Dataset excerpts
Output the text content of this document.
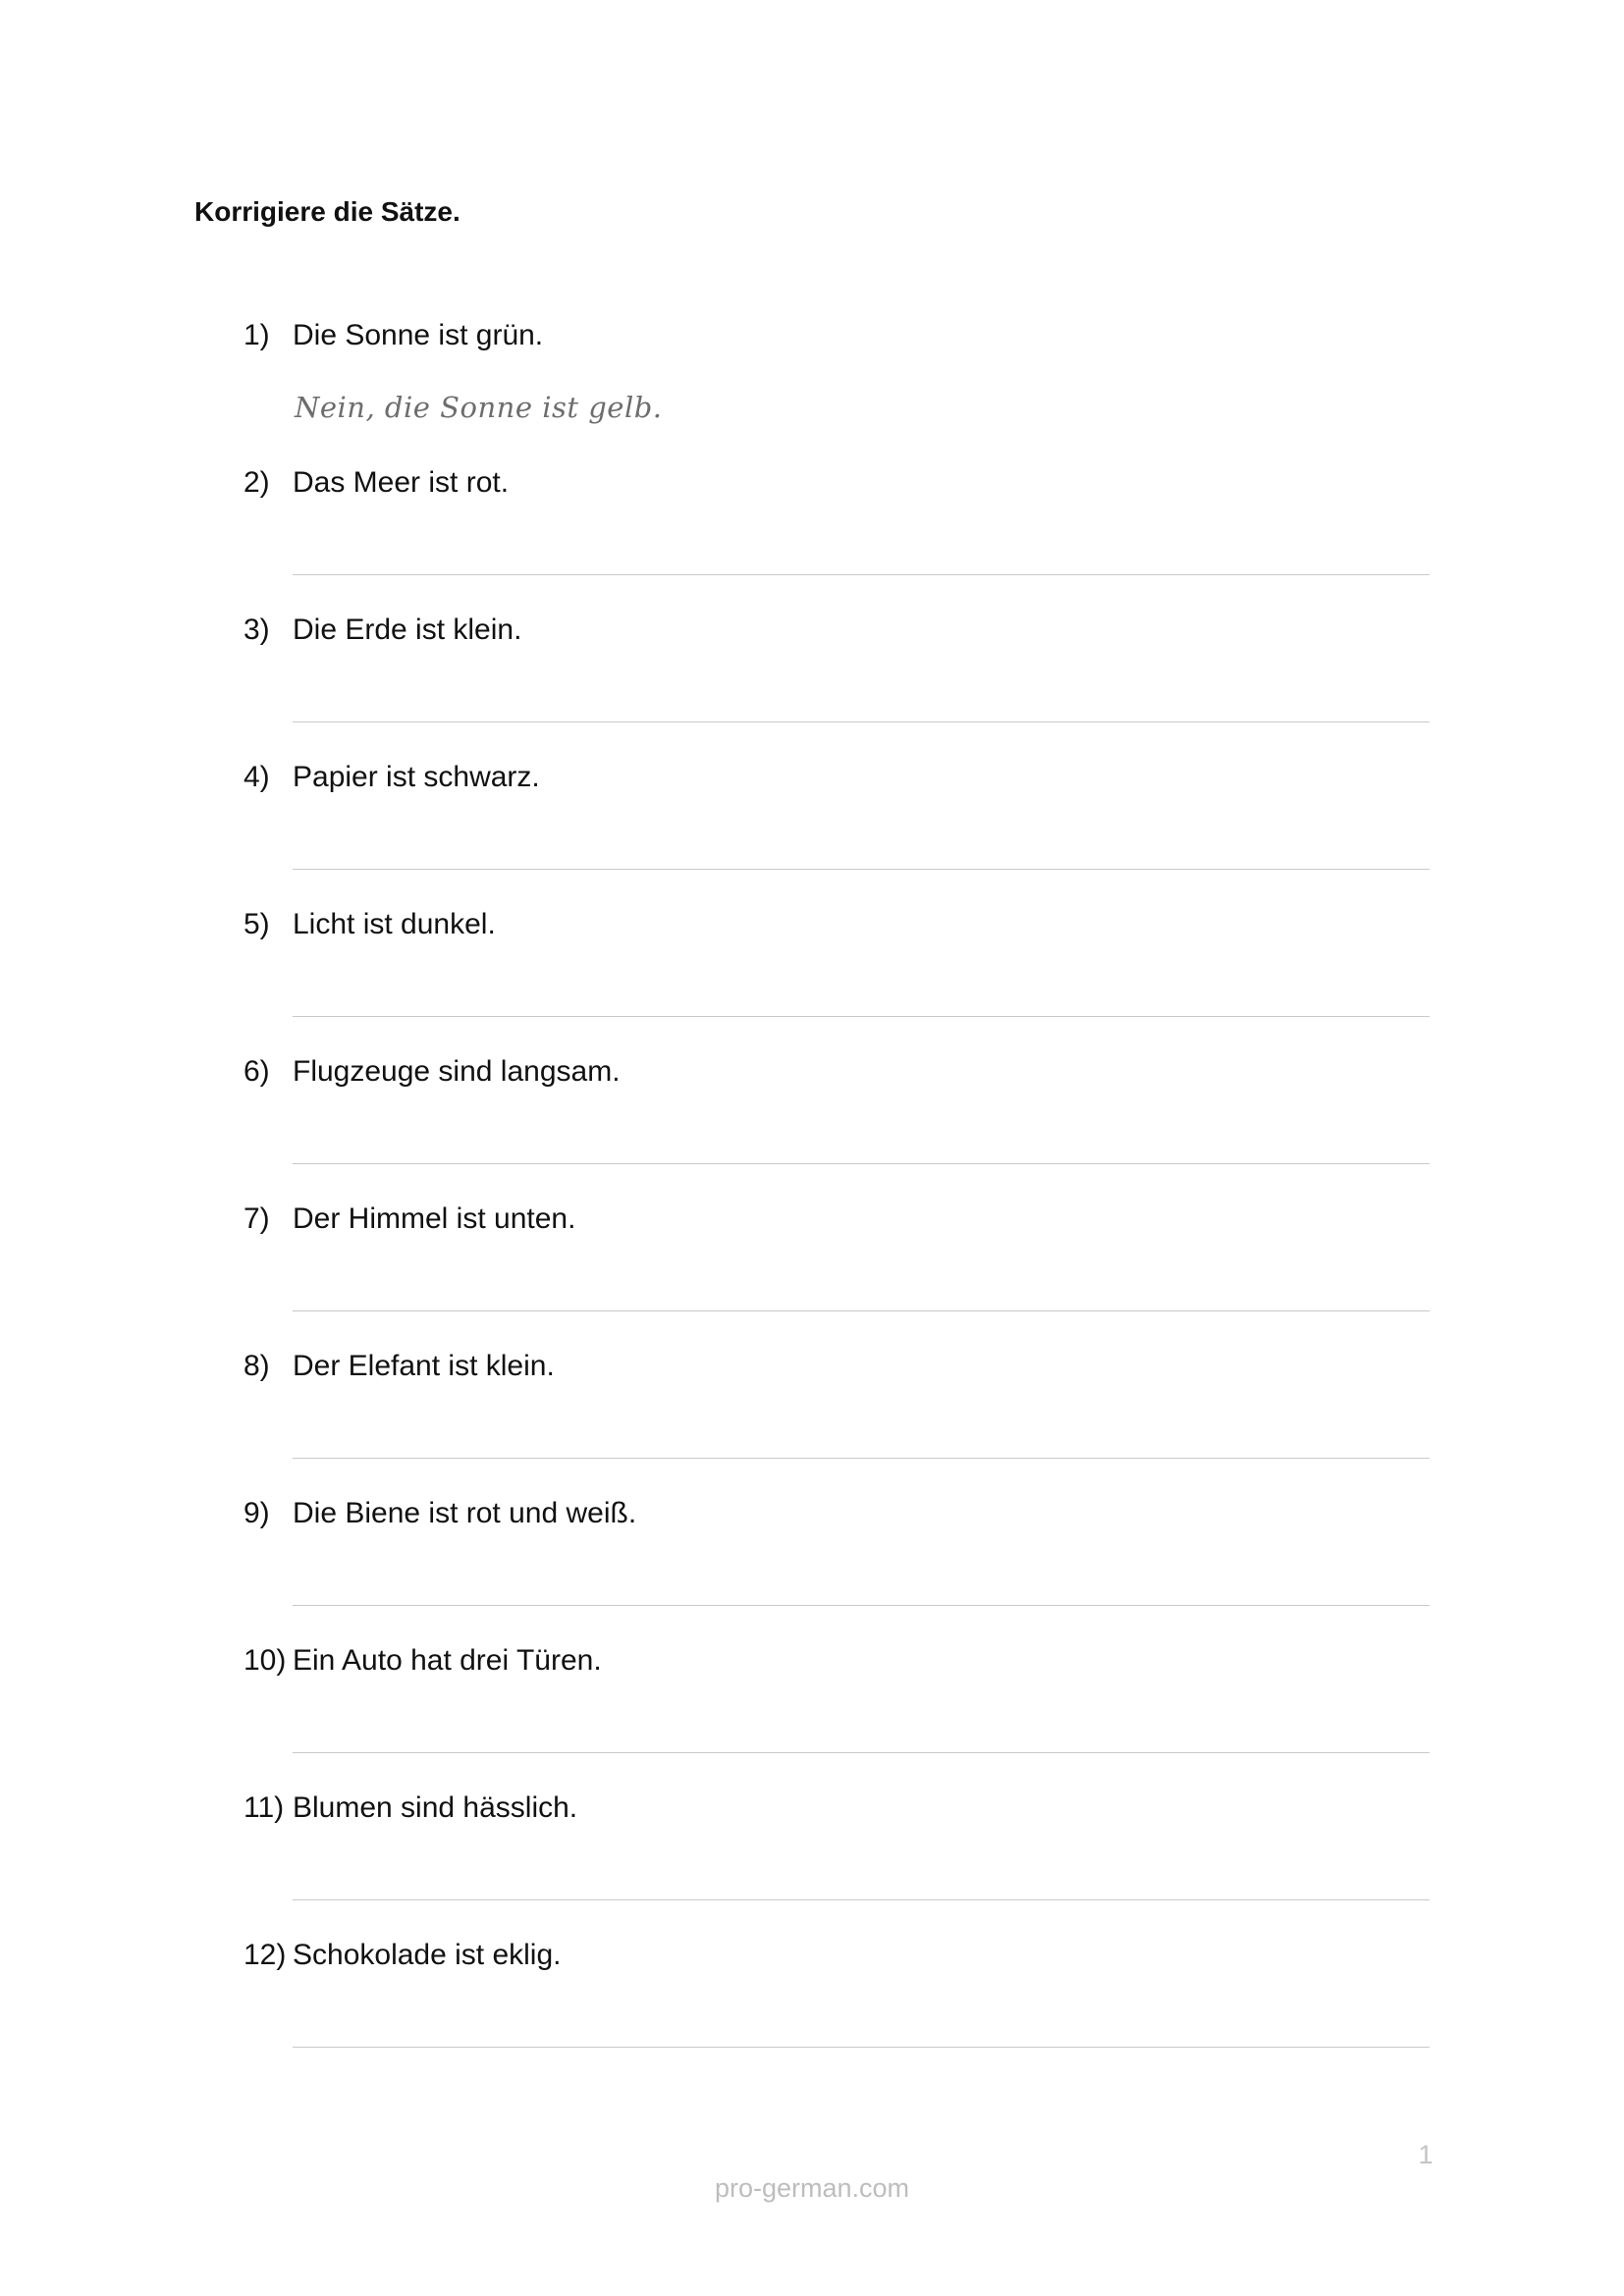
Korrigiere die Sätze.
1) Die Sonne ist grün.
Nein, die Sonne ist gelb.
2) Das Meer ist rot.
3) Die Erde ist klein.
4) Papier ist schwarz.
5) Licht ist dunkel.
6) Flugzeuge sind langsam.
7) Der Himmel ist unten.
8) Der Elefant ist klein.
9) Die Biene ist rot und weiß.
10) Ein Auto hat drei Türen.
11) Blumen sind hässlich.
12) Schokolade ist eklig.
1
pro-german.com
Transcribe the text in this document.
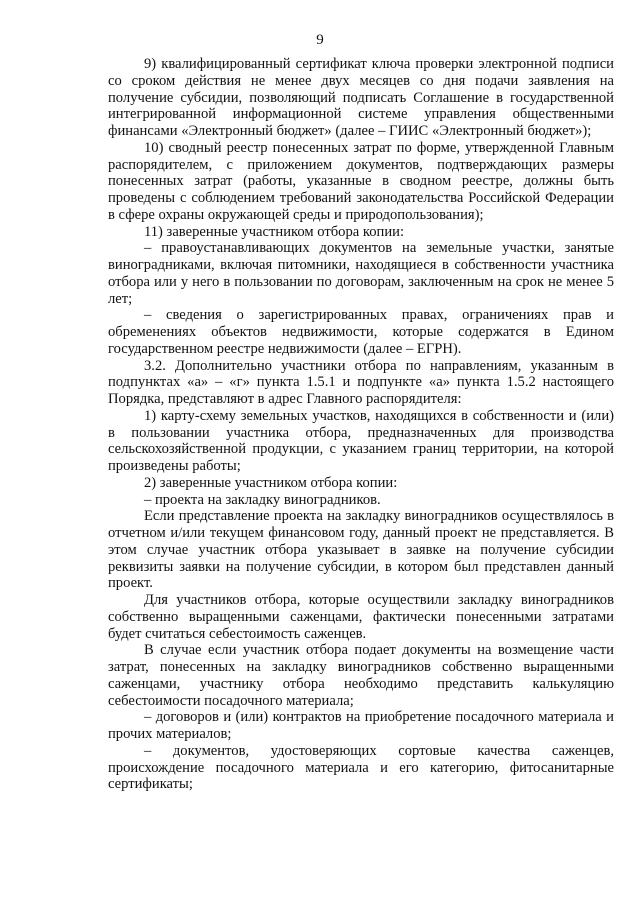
9

9) квалифицированный сертификат ключа проверки электронной подписи со сроком действия не менее двух месяцев со дня подачи заявления на получение субсидии, позволяющий подписать Соглашение в государственной интегрированной информационной системе управления общественными финансами «Электронный бюджет» (далее – ГИИС «Электронный бюджет»);

10) сводный реестр понесенных затрат по форме, утвержденной Главным распорядителем, с приложением документов, подтверждающих размеры понесенных затрат (работы, указанные в сводном реестре, должны быть проведены с соблюдением требований законодательства Российской Федерации в сфере охраны окружающей среды и природопользования);

11) заверенные участником отбора копии:

– правоустанавливающих документов на земельные участки, занятые виноградниками, включая питомники, находящиеся в собственности участника отбора или у него в пользовании по договорам, заключенным на срок не менее 5 лет;

– сведения о зарегистрированных правах, ограничениях прав и обременениях объектов недвижимости, которые содержатся в Едином государственном реестре недвижимости (далее – ЕГРН).

3.2. Дополнительно участники отбора по направлениям, указанным в подпунктах «а» – «г» пункта 1.5.1 и подпункте «а» пункта 1.5.2 настоящего Порядка, представляют в адрес Главного распорядителя:

1) карту-схему земельных участков, находящихся в собственности и (или) в пользовании участника отбора, предназначенных для производства сельскохозяйственной продукции, с указанием границ территории, на которой произведены работы;

2) заверенные участником отбора копии:

– проекта на закладку виноградников.

Если представление проекта на закладку виноградников осуществлялось в отчетном и/или текущем финансовом году, данный проект не представляется. В этом случае участник отбора указывает в заявке на получение субсидии реквизиты заявки на получение субсидии, в котором был представлен данный проект.

Для участников отбора, которые осуществили закладку виноградников собственно выращенными саженцами, фактически понесенными затратами будет считаться себестоимость саженцев.

В случае если участник отбора подает документы на возмещение части затрат, понесенных на закладку виноградников собственно выращенными саженцами, участнику отбора необходимо представить калькуляцию себестоимости посадочного материала;

– договоров и (или) контрактов на приобретение посадочного материала и прочих материалов;

– документов, удостоверяющих сортовые качества саженцев, происхождение посадочного материала и его категорию, фитосанитарные сертификаты;
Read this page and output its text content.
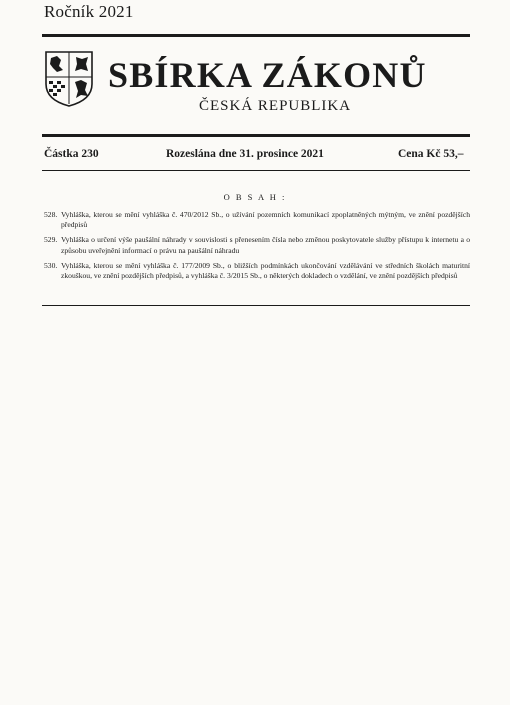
Ročník 2021
SBÍRKA ZÁKONŮ
ČESKÁ REPUBLIKA
Částka 230	Rozeslána dne 31. prosince 2021	Cena Kč 53,–
O B S A H :
528. Vyhláška, kterou se mění vyhláška č. 470/2012 Sb., o užívání pozemních komunikací zpoplatněných mýtným, ve znění pozdějších předpisů
529. Vyhláška o určení výše paušální náhrady v souvislosti s přenesením čísla nebo změnou poskytovatele služby přístupu k internetu a o způsobu uveřejnění informací o právu na paušální náhradu
530. Vyhláška, kterou se mění vyhláška č. 177/2009 Sb., o bližších podmínkách ukončování vzdělávání ve středních školách maturitní zkouškou, ve znění pozdějších předpisů, a vyhláška č. 3/2015 Sb., o některých dokladech o vzdělání, ve znění pozdějších předpisů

Task details
Reproduce every line precisely as given, omitting all pictures.

Response
Output the text content of this document.
Korrigiere die Sätze.
1) Die Sonne ist grün.
Nein, die Sonne ist gelb.
2) Das Meer ist rot.
3) Die Erde ist klein.
4) Papier ist schwarz.
5) Licht ist dunkel.
6) Flugzeuge sind langsam.
7) Der Himmel ist unten.
8) Der Elefant ist klein.
9) Die Biene ist rot und weiß.
10) Ein Auto hat drei Türen.
11) Blumen sind hässlich.
12) Schokolade ist eklig.
1
pro-german.com
Transcribe the text in this document.
9

9) квалифицированный сертификат ключа проверки электронной подписи со сроком действия не менее двух месяцев со дня подачи заявления на получение субсидии, позволяющий подписать Соглашение в государственной интегрированной информационной системе управления общественными финансами «Электронный бюджет» (далее – ГИИС «Электронный бюджет»);

10) сводный реестр понесенных затрат по форме, утвержденной Главным распорядителем, с приложением документов, подтверждающих размеры понесенных затрат (работы, указанные в сводном реестре, должны быть проведены с соблюдением требований законодательства Российской Федерации в сфере охраны окружающей среды и природопользования);

11) заверенные участником отбора копии:

– правоустанавливающих документов на земельные участки, занятые виноградниками, включая питомники, находящиеся в собственности участника отбора или у него в пользовании по договорам, заключенным на срок не менее 5 лет;

– сведения о зарегистрированных правах, ограничениях прав и обременениях объектов недвижимости, которые содержатся в Едином государственном реестре недвижимости (далее – ЕГРН).

3.2. Дополнительно участники отбора по направлениям, указанным в подпунктах «а» – «г» пункта 1.5.1 и подпункте «а» пункта 1.5.2 настоящего Порядка, представляют в адрес Главного распорядителя:

1) карту-схему земельных участков, находящихся в собственности и (или) в пользовании участника отбора, предназначенных для производства сельскохозяйственной продукции, с указанием границ территории, на которой произведены работы;

2) заверенные участником отбора копии:

– проекта на закладку виноградников.

Если представление проекта на закладку виноградников осуществлялось в отчетном и/или текущем финансовом году, данный проект не представляется. В этом случае участник отбора указывает в заявке на получение субсидии реквизиты заявки на получение субсидии, в котором был представлен данный проект.

Для участников отбора, которые осуществили закладку виноградников собственно выращенными саженцами, фактически понесенными затратами будет считаться себестоимость саженцев.

В случае если участник отбора подает документы на возмещение части затрат, понесенных на закладку виноградников собственно выращенными саженцами, участнику отбора необходимо представить калькуляцию себестоимости посадочного материала;

– договоров и (или) контрактов на приобретение посадочного материала и прочих материалов;

– документов, удостоверяющих сортовые качества саженцев, происхождение посадочного материала и его категорию, фитосанитарные сертификаты;
Read this page and output its text content.
Ročník 2021
SBÍRKA ZÁKONŮ
ČESKÁ REPUBLIKA
Částka 230	Rozeslána dne 31. prosince 2021	Cena Kč 53,–
O B S A H :
528. Vyhláška, kterou se mění vyhláška č. 470/2012 Sb., o užívání pozemních komunikací zpoplatněných mýtným, ve znění pozdějších předpisů
529. Vyhláška o určení výše paušální náhrady v souvislosti s přenesením čísla nebo změnou poskytovatele služby přístupu k internetu a o způsobu uveřejnění informací o právu na paušální náhradu
530. Vyhláška, kterou se mění vyhláška č. 177/2009 Sb., o bližších podmínkách ukončování vzdělávání ve středních školách maturitní zkouškou, ve znění pozdějších předpisů, a vyhláška č. 3/2015 Sb., o některých dokladech o vzdělání, ve znění pozdějších předpisů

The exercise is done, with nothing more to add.